**DATA PROVIDED:**

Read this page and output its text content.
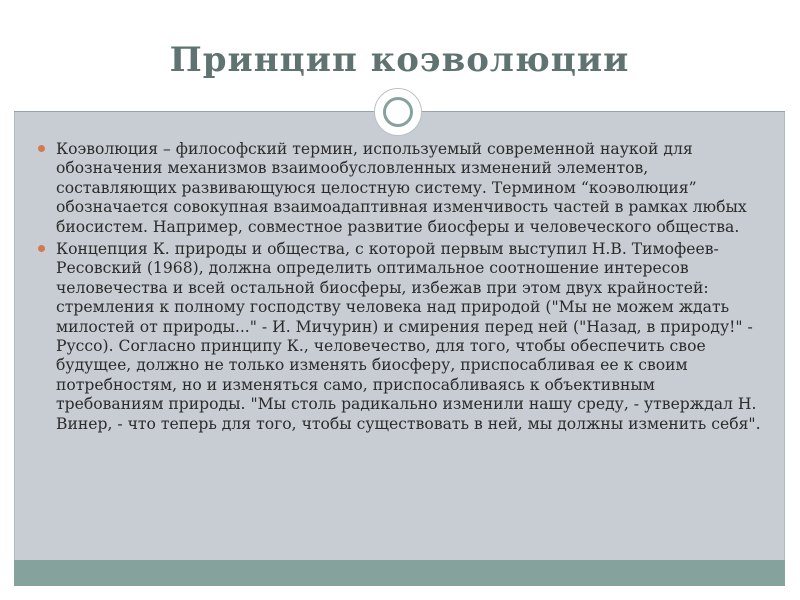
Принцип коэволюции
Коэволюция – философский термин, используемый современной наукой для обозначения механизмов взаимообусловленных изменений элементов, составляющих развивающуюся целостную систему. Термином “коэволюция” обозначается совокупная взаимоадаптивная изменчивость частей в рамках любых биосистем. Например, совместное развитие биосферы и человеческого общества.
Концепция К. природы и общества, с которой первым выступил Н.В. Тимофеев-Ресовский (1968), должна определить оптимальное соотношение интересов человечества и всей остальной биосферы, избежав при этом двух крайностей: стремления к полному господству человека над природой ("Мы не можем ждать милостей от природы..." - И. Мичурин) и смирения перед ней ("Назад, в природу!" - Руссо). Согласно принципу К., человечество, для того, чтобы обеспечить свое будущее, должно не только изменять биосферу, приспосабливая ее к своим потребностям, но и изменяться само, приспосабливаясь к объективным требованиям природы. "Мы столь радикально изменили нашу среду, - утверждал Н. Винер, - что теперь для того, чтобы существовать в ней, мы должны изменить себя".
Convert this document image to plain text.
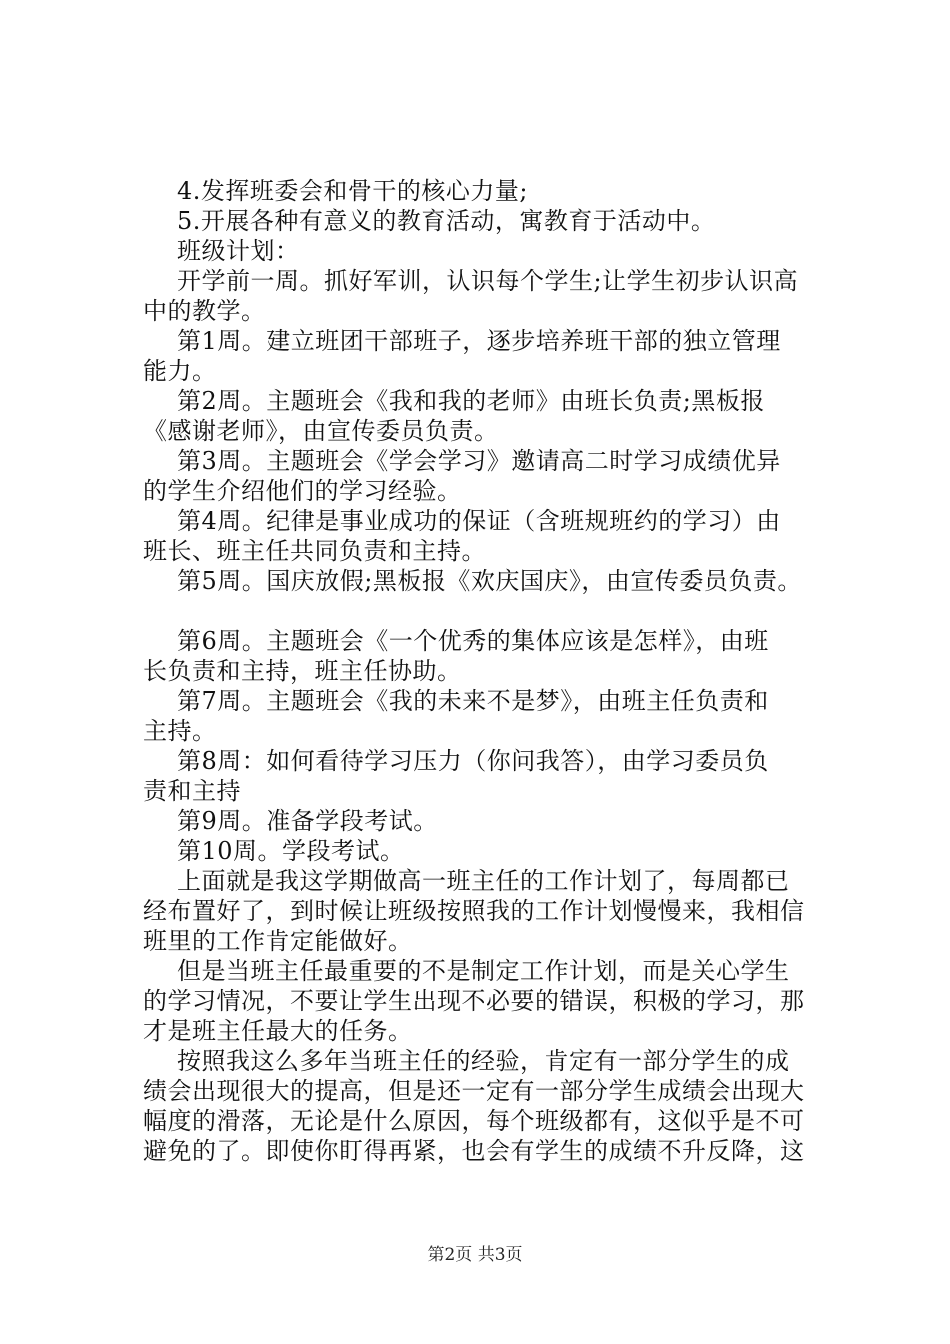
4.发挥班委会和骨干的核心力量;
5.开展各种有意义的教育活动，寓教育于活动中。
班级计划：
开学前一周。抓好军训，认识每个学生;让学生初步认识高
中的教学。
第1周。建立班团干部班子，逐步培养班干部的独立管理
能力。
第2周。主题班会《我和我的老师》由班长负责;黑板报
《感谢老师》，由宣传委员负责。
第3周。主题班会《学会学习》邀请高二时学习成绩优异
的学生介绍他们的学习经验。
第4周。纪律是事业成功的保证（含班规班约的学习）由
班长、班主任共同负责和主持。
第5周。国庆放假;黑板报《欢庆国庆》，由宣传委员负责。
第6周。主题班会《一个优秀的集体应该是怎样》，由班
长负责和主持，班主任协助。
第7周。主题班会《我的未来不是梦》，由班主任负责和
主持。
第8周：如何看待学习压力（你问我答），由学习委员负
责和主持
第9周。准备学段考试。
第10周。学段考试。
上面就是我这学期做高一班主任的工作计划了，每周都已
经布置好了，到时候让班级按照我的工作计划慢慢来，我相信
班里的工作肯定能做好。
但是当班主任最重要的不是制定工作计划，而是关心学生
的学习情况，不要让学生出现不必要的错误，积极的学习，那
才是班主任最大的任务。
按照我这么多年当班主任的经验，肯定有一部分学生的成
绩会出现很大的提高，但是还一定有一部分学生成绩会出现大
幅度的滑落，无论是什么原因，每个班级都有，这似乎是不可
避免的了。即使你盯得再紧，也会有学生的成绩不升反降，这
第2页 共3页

**OBJECTIVE:** Return every line holding the word "this" from the records.

**SOLUTION TO THE PROBLEM:**
Read this page and output its text content.
Convert this document image to plain text.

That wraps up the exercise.